What is asked:
Look over the lines below. Report each one that includes the string "this".

The input:
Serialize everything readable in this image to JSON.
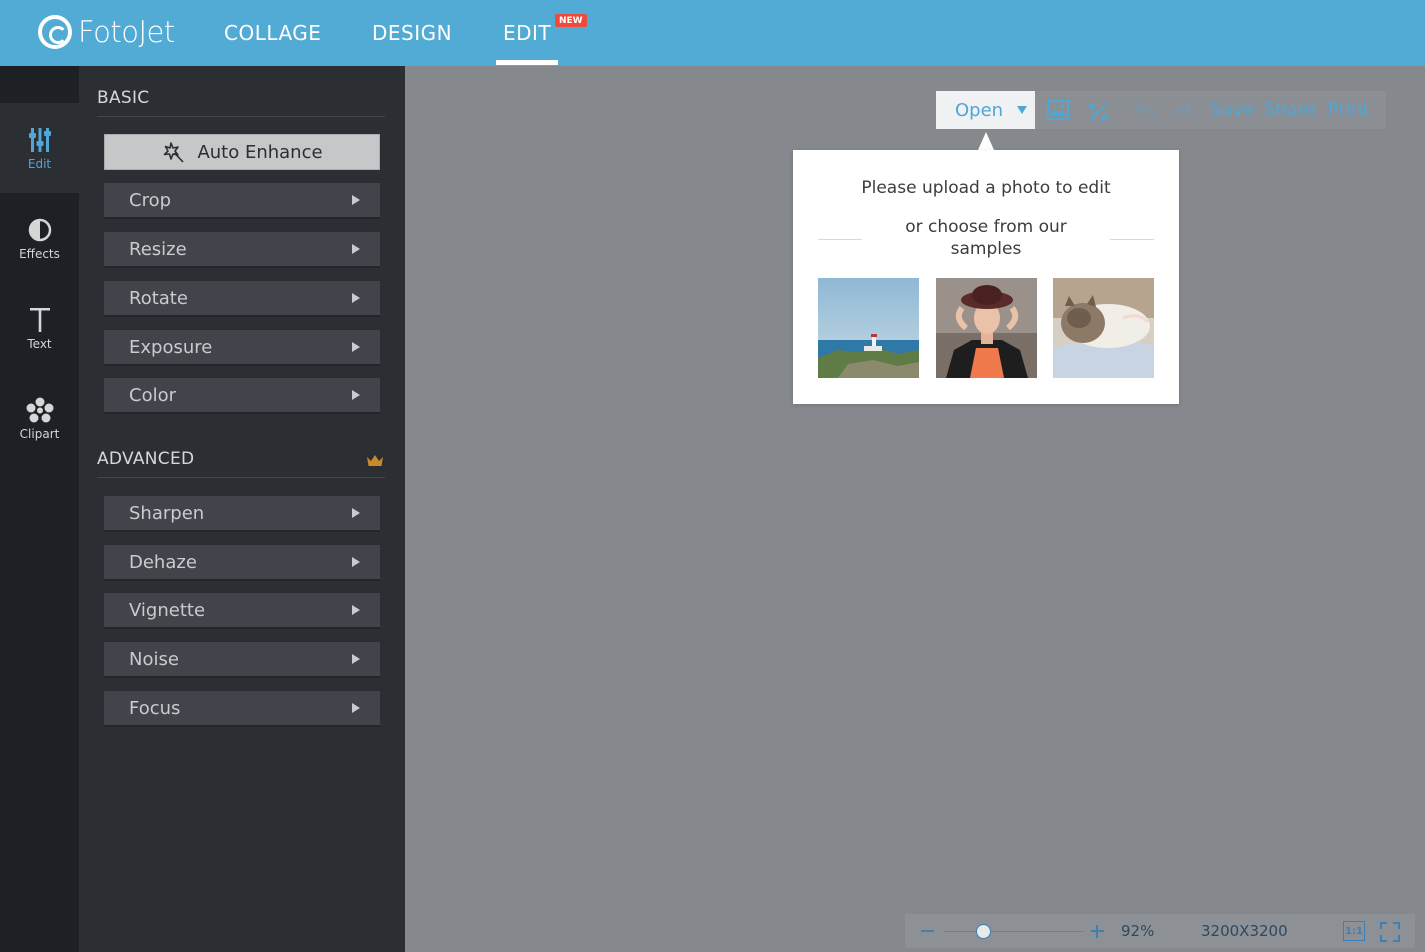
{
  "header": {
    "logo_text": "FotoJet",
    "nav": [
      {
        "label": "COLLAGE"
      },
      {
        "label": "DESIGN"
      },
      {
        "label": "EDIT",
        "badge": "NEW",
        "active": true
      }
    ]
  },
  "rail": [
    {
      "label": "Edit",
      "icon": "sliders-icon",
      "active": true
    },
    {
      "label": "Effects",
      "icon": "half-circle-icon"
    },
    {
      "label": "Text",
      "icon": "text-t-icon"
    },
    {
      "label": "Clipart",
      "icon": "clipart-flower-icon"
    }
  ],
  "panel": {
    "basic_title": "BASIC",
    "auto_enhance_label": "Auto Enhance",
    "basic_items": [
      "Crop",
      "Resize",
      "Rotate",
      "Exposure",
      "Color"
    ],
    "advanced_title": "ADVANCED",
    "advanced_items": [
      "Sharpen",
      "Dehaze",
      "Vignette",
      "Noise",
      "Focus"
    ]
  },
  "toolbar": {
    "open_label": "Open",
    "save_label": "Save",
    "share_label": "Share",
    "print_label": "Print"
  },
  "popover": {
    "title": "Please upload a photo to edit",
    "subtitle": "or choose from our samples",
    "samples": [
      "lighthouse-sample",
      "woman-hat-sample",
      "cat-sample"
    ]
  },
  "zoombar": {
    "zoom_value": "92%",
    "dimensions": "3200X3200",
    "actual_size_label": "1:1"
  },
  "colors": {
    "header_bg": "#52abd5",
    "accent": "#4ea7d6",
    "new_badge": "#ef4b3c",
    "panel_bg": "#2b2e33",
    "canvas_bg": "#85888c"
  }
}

* * *

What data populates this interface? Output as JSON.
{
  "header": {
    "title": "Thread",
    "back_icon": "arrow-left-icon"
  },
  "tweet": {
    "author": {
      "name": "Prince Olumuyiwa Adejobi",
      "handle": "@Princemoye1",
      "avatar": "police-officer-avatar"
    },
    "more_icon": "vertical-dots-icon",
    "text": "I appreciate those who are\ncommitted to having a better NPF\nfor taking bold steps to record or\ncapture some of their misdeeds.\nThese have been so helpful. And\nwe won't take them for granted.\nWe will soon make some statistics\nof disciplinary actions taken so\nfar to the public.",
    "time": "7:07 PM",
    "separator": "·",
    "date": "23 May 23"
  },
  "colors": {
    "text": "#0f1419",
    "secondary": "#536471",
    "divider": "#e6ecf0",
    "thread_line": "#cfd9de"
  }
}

The output:
Serialize everything readable in this image to JSON.
What data populates this interface? Output as JSON.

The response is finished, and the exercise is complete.